▶ MATERIAL PROVIDED:
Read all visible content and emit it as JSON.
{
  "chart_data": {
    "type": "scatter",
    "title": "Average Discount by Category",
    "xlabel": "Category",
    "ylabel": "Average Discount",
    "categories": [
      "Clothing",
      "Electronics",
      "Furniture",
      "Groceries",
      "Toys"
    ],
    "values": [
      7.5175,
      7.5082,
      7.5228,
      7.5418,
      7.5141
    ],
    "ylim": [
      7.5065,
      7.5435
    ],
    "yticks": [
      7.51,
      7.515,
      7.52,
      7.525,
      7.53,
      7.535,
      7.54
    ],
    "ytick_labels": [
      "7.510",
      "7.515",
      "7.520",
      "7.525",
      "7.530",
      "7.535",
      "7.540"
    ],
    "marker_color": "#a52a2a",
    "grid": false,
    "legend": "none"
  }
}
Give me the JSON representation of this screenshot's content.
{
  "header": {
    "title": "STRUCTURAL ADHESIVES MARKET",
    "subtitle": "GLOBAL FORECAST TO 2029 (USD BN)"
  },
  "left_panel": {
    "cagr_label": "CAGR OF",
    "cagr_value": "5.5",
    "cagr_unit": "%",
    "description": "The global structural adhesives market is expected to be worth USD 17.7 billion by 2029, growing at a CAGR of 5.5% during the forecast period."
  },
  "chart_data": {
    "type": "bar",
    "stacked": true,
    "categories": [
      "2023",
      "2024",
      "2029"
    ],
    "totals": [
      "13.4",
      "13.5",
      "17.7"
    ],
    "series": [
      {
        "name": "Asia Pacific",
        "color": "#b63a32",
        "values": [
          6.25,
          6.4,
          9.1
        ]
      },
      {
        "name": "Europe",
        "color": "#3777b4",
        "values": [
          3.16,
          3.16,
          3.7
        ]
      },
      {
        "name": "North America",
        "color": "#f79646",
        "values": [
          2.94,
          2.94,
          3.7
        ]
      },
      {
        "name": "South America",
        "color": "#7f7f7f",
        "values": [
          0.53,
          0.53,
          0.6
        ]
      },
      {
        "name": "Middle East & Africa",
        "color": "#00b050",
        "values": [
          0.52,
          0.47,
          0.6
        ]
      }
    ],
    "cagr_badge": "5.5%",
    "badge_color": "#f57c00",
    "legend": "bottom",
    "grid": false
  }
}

▶ GOAL: Repeat all the entries word for word.

▶ REPLY:
Read all visible content and emit it as JSON.
{
  "chart_data": {
    "type": "scatter",
    "title": "Average Discount by Category",
    "xlabel": "Category",
    "ylabel": "Average Discount",
    "categories": [
      "Clothing",
      "Electronics",
      "Furniture",
      "Groceries",
      "Toys"
    ],
    "values": [
      7.5175,
      7.5082,
      7.5228,
      7.5418,
      7.5141
    ],
    "ylim": [
      7.5065,
      7.5435
    ],
    "yticks": [
      7.51,
      7.515,
      7.52,
      7.525,
      7.53,
      7.535,
      7.54
    ],
    "ytick_labels": [
      "7.510",
      "7.515",
      "7.520",
      "7.525",
      "7.530",
      "7.535",
      "7.540"
    ],
    "marker_color": "#a52a2a",
    "grid": false,
    "legend": "none"
  }
}
Give me the JSON representation of this screenshot's content.
{
  "header": {
    "title": "STRUCTURAL ADHESIVES MARKET",
    "subtitle": "GLOBAL FORECAST TO 2029 (USD BN)"
  },
  "left_panel": {
    "cagr_label": "CAGR OF",
    "cagr_value": "5.5",
    "cagr_unit": "%",
    "description": "The global structural adhesives market is expected to be worth USD 17.7 billion by 2029, growing at a CAGR of 5.5% during the forecast period."
  },
  "chart_data": {
    "type": "bar",
    "stacked": true,
    "categories": [
      "2023",
      "2024",
      "2029"
    ],
    "totals": [
      "13.4",
      "13.5",
      "17.7"
    ],
    "series": [
      {
        "name": "Asia Pacific",
        "color": "#b63a32",
        "values": [
          6.25,
          6.4,
          9.1
        ]
      },
      {
        "name": "Europe",
        "color": "#3777b4",
        "values": [
          3.16,
          3.16,
          3.7
        ]
      },
      {
        "name": "North America",
        "color": "#f79646",
        "values": [
          2.94,
          2.94,
          3.7
        ]
      },
      {
        "name": "South America",
        "color": "#7f7f7f",
        "values": [
          0.53,
          0.53,
          0.6
        ]
      },
      {
        "name": "Middle East & Africa",
        "color": "#00b050",
        "values": [
          0.52,
          0.47,
          0.6
        ]
      }
    ],
    "cagr_badge": "5.5%",
    "badge_color": "#f57c00",
    "legend": "bottom",
    "grid": false
  }
}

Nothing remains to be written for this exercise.